*** Exercise materials ***

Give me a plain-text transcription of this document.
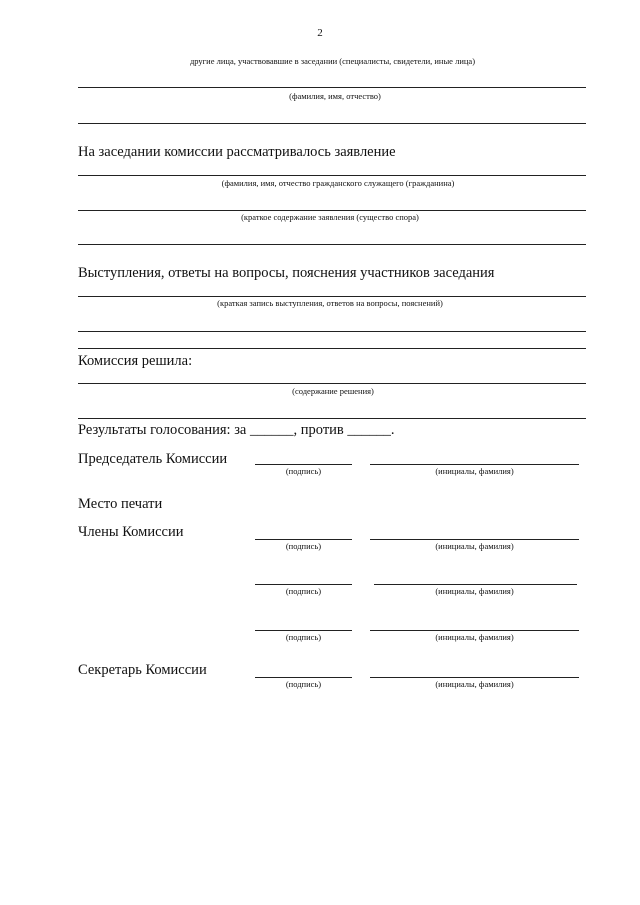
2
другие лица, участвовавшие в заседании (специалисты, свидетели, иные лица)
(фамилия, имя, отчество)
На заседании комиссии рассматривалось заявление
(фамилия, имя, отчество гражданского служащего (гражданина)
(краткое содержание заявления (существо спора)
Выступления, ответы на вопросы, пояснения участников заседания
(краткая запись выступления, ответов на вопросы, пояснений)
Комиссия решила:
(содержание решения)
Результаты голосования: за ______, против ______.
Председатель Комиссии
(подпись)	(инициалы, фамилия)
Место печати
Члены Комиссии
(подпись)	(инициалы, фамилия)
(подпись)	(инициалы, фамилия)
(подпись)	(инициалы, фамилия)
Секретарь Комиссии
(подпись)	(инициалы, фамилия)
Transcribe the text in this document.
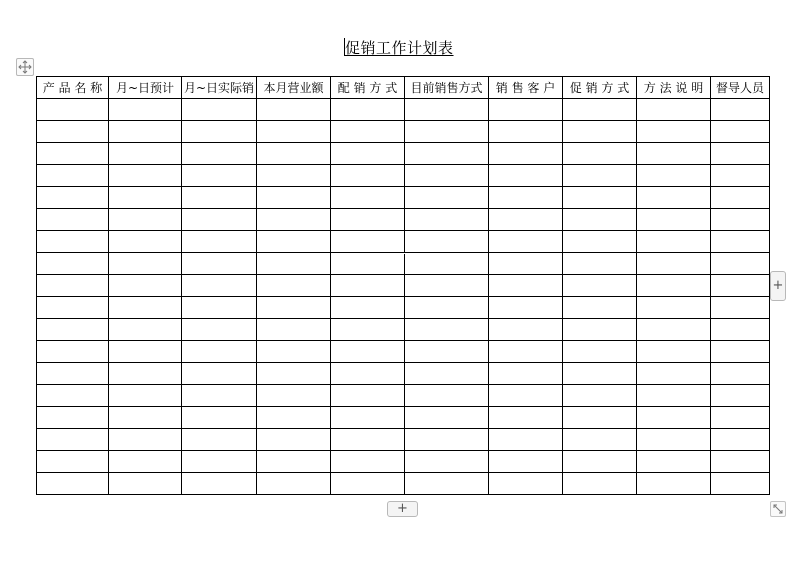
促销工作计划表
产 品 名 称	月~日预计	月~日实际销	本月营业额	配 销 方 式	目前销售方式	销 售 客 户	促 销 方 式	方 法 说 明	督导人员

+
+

***
*** Exercise materials ***

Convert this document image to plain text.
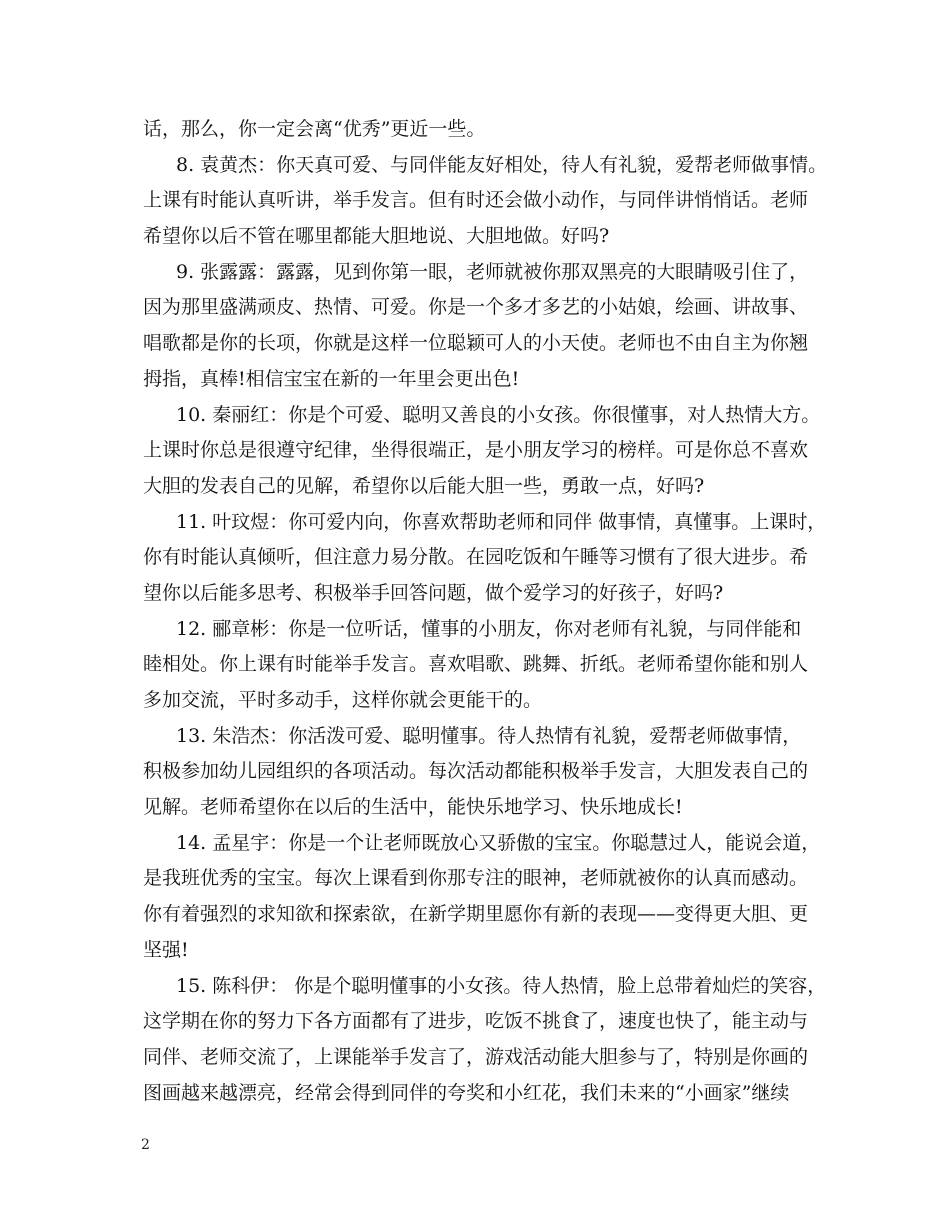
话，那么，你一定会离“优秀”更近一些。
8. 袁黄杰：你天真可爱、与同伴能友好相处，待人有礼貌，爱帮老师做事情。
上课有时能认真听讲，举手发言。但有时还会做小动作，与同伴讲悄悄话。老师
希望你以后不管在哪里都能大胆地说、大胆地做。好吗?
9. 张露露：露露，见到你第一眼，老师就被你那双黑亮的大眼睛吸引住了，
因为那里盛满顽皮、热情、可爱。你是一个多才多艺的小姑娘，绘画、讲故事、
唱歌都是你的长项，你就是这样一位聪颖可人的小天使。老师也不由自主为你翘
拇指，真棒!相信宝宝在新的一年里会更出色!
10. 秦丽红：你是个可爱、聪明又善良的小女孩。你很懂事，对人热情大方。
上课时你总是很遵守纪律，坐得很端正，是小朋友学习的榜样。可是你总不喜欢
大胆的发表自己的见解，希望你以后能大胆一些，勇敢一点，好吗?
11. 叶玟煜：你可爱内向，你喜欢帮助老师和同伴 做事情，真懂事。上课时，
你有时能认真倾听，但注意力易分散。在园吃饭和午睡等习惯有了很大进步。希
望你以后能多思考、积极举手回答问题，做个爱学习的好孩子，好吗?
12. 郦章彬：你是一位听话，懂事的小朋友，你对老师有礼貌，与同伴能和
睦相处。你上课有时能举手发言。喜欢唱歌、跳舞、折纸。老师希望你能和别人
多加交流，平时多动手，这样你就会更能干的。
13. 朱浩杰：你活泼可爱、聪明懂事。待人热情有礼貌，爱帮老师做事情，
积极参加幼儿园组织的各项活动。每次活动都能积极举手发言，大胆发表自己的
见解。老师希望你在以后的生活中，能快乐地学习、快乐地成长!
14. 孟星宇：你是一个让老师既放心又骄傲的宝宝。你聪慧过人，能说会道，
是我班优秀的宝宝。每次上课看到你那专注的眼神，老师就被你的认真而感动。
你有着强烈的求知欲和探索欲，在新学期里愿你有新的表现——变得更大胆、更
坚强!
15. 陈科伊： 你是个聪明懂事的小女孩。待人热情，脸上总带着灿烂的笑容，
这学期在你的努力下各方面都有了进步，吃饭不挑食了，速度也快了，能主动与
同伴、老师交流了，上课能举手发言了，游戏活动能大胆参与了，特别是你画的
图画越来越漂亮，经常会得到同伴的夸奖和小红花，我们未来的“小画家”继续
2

***

> **Instruction**
From the data above, pick out each line containing "text" and copy it.

> **Response**
Give me a plain-text transcription of this document.
Transcribe the text in this document.
Convert this document image to plain text.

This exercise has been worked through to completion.